| EXERCISE GOAL |
Search the listing for the string "amount" and copy every line that contains it.

| Stored data |
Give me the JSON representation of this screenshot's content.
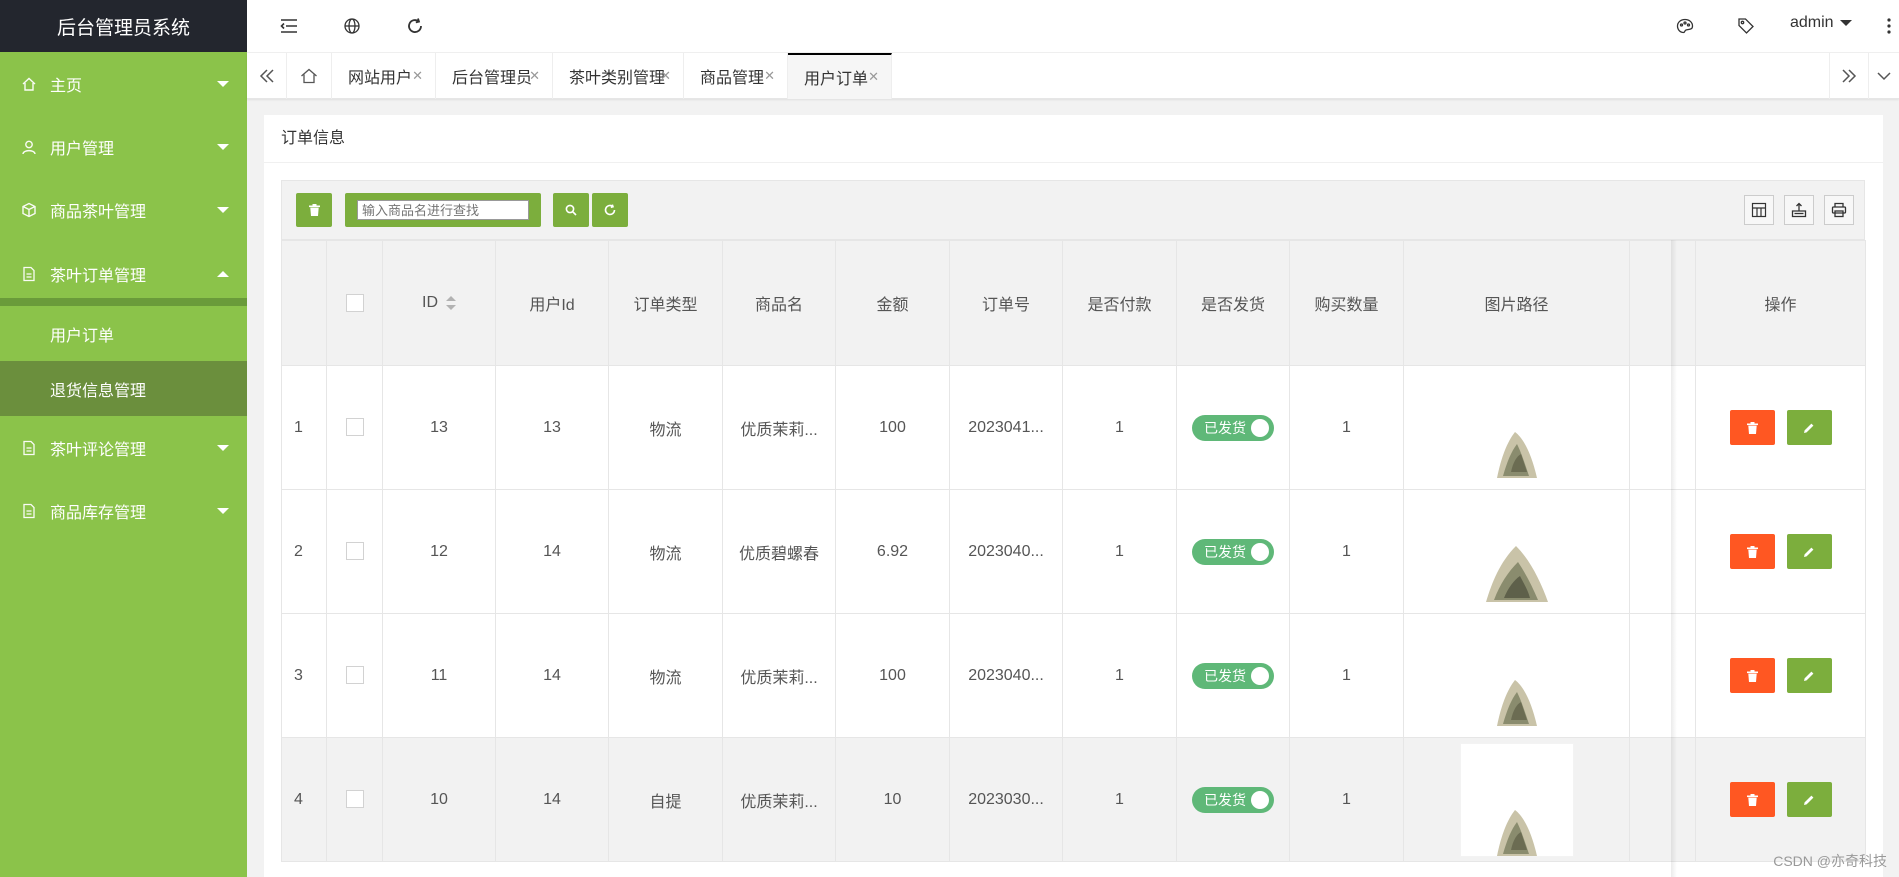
{
  "app": {
    "title": "后台管理员系统"
  },
  "sidebar": {
    "items": [
      {
        "label": "主页",
        "icon": "home-icon"
      },
      {
        "label": "用户管理",
        "icon": "user-icon"
      },
      {
        "label": "商品茶叶管理",
        "icon": "cube-icon"
      },
      {
        "label": "茶叶订单管理",
        "icon": "doc-icon",
        "open": true,
        "children": [
          {
            "label": "用户订单",
            "active": true
          },
          {
            "label": "退货信息管理"
          }
        ]
      },
      {
        "label": "茶叶评论管理",
        "icon": "doc-icon"
      },
      {
        "label": "商品库存管理",
        "icon": "doc-icon"
      }
    ]
  },
  "header": {
    "user": "admin"
  },
  "tabs": [
    {
      "label": "网站用户"
    },
    {
      "label": "后台管理员"
    },
    {
      "label": "茶叶类别管理"
    },
    {
      "label": "商品管理"
    },
    {
      "label": "用户订单",
      "active": true
    }
  ],
  "card": {
    "title": "订单信息"
  },
  "toolbar": {
    "search_placeholder": "输入商品名进行查找"
  },
  "table": {
    "columns": [
      "",
      "",
      "ID",
      "用户Id",
      "订单类型",
      "商品名",
      "金额",
      "订单号",
      "是否付款",
      "是否发货",
      "购买数量",
      "图片路径",
      "",
      "操作"
    ],
    "rows": [
      {
        "idx": "1",
        "id": "13",
        "userId": "13",
        "type": "物流",
        "product": "优质茉莉...",
        "amount": "100",
        "order": "2023041...",
        "paid": "1",
        "shipped": "已发货",
        "qty": "1"
      },
      {
        "idx": "2",
        "id": "12",
        "userId": "14",
        "type": "物流",
        "product": "优质碧螺春",
        "amount": "6.92",
        "order": "2023040...",
        "paid": "1",
        "shipped": "已发货",
        "qty": "1"
      },
      {
        "idx": "3",
        "id": "11",
        "userId": "14",
        "type": "物流",
        "product": "优质茉莉...",
        "amount": "100",
        "order": "2023040...",
        "paid": "1",
        "shipped": "已发货",
        "qty": "1"
      },
      {
        "idx": "4",
        "id": "10",
        "userId": "14",
        "type": "自提",
        "product": "优质茉莉...",
        "amount": "10",
        "order": "2023030...",
        "paid": "1",
        "shipped": "已发货",
        "qty": "1"
      }
    ]
  },
  "watermark": "CSDN @亦奇科技",
  "colors": {
    "sidebar": "#8bc34a",
    "sidebar_dark": "#6b8f3d",
    "logo_bg": "#23262e",
    "btn_green": "#7cae3d",
    "danger": "#ff5722",
    "switch_on": "#5fb878"
  }
}
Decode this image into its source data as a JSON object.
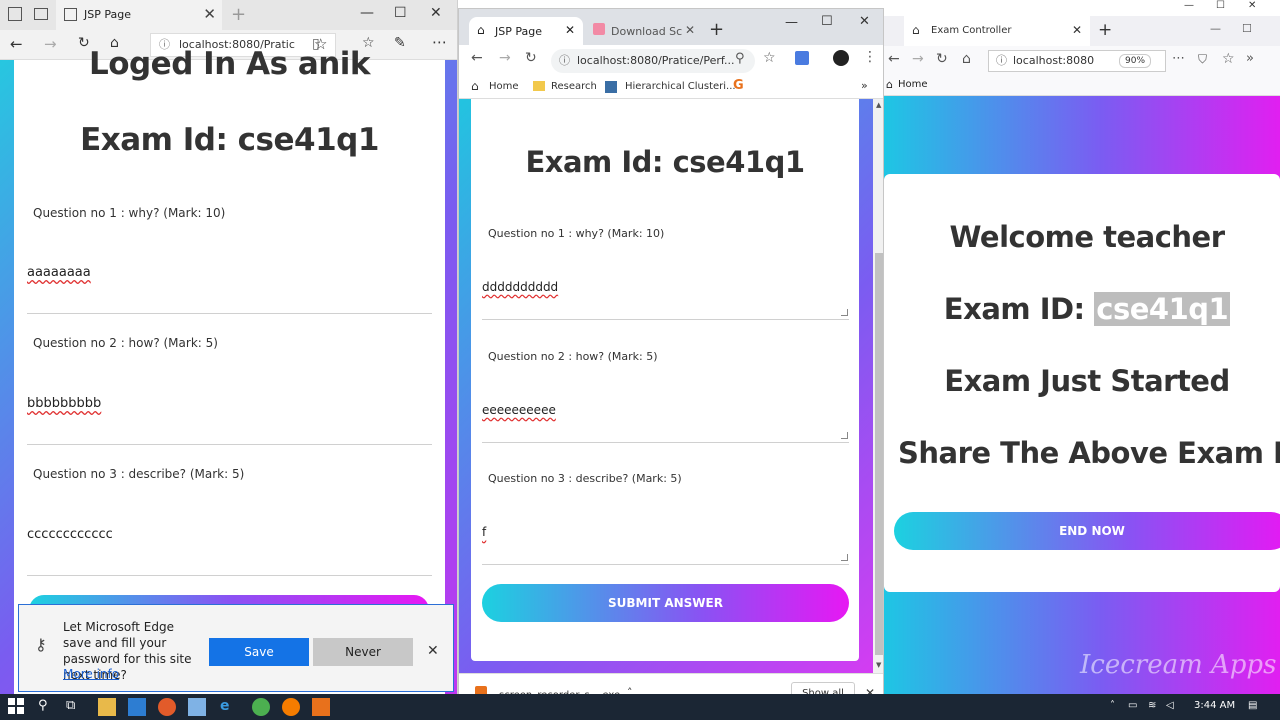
{
  "edge": {
    "tab_title": "JSP Page",
    "url": "localhost:8080/Pratic",
    "heading_logged": "Loged In As anik",
    "heading_exam": "Exam Id: cse41q1",
    "questions": [
      {
        "label": "Question no 1 : why? (Mark: 10)",
        "answer": "aaaaaaaa"
      },
      {
        "label": "Question no 2 : how? (Mark: 5)",
        "answer": "bbbbbbbbb"
      },
      {
        "label": "Question no 3 : describe? (Mark: 5)",
        "answer": "cccccccccccc"
      }
    ],
    "password_prompt": {
      "message": "Let Microsoft Edge save and fill your password for this site next time?",
      "more_info": "More info",
      "save": "Save",
      "never": "Never"
    }
  },
  "chrome": {
    "tabs": [
      {
        "title": "JSP Page"
      },
      {
        "title": "Download Sc"
      }
    ],
    "url": "localhost:8080/Pratice/Perf...",
    "bookmarks": [
      "Home",
      "Research",
      "Hierarchical Clusteri..."
    ],
    "heading_exam": "Exam Id: cse41q1",
    "questions": [
      {
        "label": "Question no 1 : why? (Mark: 10)",
        "answer": "dddddddddd"
      },
      {
        "label": "Question no 2 : how? (Mark: 5)",
        "answer": "eeeeeeeeee"
      },
      {
        "label": "Question no 3 : describe? (Mark: 5)",
        "answer": "f"
      }
    ],
    "submit": "SUBMIT ANSWER",
    "download": {
      "file": "screen_recorder_s....exe",
      "show_all": "Show all"
    }
  },
  "firefox": {
    "tab_title": "Exam Controller",
    "url": "localhost:8080",
    "zoom": "90%",
    "bookmark_home": "Home",
    "welcome": "Welcome teacher",
    "exam_id_label": "Exam ID:",
    "exam_id_value": "cse41q1",
    "status": "Exam Just Started",
    "share": "Share The Above Exam Id",
    "end_button": "END NOW"
  },
  "taskbar": {
    "time": "3:44 AM",
    "watermark": "Icecream Apps"
  },
  "colors": {
    "gradient_start": "#1cd1e0",
    "gradient_mid": "#8a52f3",
    "gradient_end": "#e718f3",
    "edge_blue": "#1473e6",
    "taskbar": "#1b2634"
  }
}
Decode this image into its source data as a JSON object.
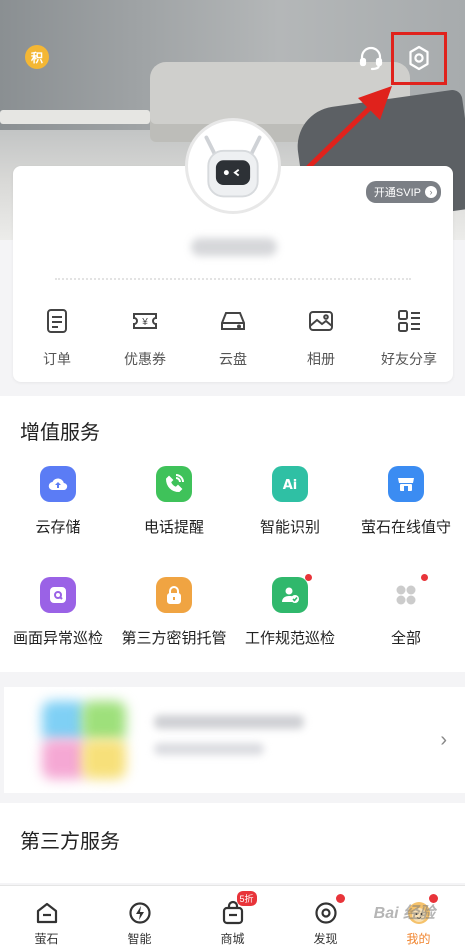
{
  "header": {
    "points_badge": "积",
    "icons": [
      "customer-service-icon",
      "settings-icon"
    ]
  },
  "profile_card": {
    "svip_label": "开通SVIP",
    "actions": [
      {
        "label": "订单",
        "icon": "order-icon"
      },
      {
        "label": "优惠券",
        "icon": "coupon-icon"
      },
      {
        "label": "云盘",
        "icon": "cloud-disk-icon"
      },
      {
        "label": "相册",
        "icon": "album-icon"
      },
      {
        "label": "好友分享",
        "icon": "friend-share-icon"
      }
    ]
  },
  "value_added": {
    "title": "增值服务",
    "items": [
      {
        "label": "云存储",
        "icon": "cloud-upload-icon",
        "color": "#5b7cf5"
      },
      {
        "label": "电话提醒",
        "icon": "phone-icon",
        "color": "#3fc25a"
      },
      {
        "label": "智能识别",
        "icon": "ai-icon",
        "color": "#2fc0a4"
      },
      {
        "label": "萤石在线值守",
        "icon": "store-icon",
        "color": "#3b8cf2"
      },
      {
        "label": "画面异常巡检",
        "icon": "camera-scan-icon",
        "color": "#9a62e6"
      },
      {
        "label": "第三方密钥托管",
        "icon": "lock-icon",
        "color": "#f0a442"
      },
      {
        "label": "工作规范巡检",
        "icon": "user-check-icon",
        "color": "#30b86c"
      },
      {
        "label": "全部",
        "icon": "grid-icon",
        "color": "#cccccc"
      }
    ]
  },
  "third_party": {
    "title": "第三方服务"
  },
  "tabbar": {
    "tabs": [
      {
        "label": "萤石",
        "icon": "home-icon"
      },
      {
        "label": "智能",
        "icon": "smart-icon"
      },
      {
        "label": "商城",
        "icon": "shop-icon",
        "badge": "5折"
      },
      {
        "label": "发现",
        "icon": "discover-icon"
      },
      {
        "label": "我的",
        "icon": "mine-icon"
      }
    ]
  },
  "watermark": "Bai 经验"
}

| REPLY TO THE TASK |
        "amount": "100",
        "amount": "6.92",
        "amount": "100",
        "amount": "10",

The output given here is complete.